(Saved entries)

::::::

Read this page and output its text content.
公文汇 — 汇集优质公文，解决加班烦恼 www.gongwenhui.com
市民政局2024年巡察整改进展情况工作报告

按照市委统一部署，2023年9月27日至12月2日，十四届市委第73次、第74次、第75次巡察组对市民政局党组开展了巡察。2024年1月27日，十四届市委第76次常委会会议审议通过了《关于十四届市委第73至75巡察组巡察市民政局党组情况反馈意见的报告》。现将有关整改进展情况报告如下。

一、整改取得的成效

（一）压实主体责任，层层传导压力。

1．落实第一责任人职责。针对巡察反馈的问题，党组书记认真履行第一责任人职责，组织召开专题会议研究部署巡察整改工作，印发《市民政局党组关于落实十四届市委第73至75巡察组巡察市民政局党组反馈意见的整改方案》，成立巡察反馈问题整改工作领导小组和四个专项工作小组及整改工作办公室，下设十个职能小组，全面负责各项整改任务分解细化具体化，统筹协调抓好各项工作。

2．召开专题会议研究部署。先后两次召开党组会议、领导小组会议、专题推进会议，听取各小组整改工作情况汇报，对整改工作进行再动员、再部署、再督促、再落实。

::::::

Please reproduce each line exactly as written.

Solved problem:
Read this page and output its text content.
公文汇 — 汇集优质公文，解决加班烦恼 www.gongwenhui.com
市民政局2024年巡察整改进展情况工作报告

按照市委统一部署，2023年9月27日至12月2日，十四届市委第73次、第74次、第75次巡察组对市民政局党组开展了巡察。2024年1月27日，十四届市委第76次常委会会议审议通过了《关于十四届市委第73至75巡察组巡察市民政局党组情况反馈意见的报告》。现将有关整改进展情况报告如下。

一、整改取得的成效

（一）压实主体责任，层层传导压力。

1．落实第一责任人职责。针对巡察反馈的问题，党组书记认真履行第一责任人职责，组织召开专题会议研究部署巡察整改工作，印发《市民政局党组关于落实十四届市委第73至75巡察组巡察市民政局党组反馈意见的整改方案》，成立巡察反馈问题整改工作领导小组和四个专项工作小组及整改工作办公室，下设十个职能小组，全面负责各项整改任务分解细化具体化，统筹协调抓好各项工作。

2．召开专题会议研究部署。先后两次召开党组会议、领导小组会议、专题推进会议，听取各小组整改工作情况汇报，对整改工作进行再动员、再部署、再督促、再落实。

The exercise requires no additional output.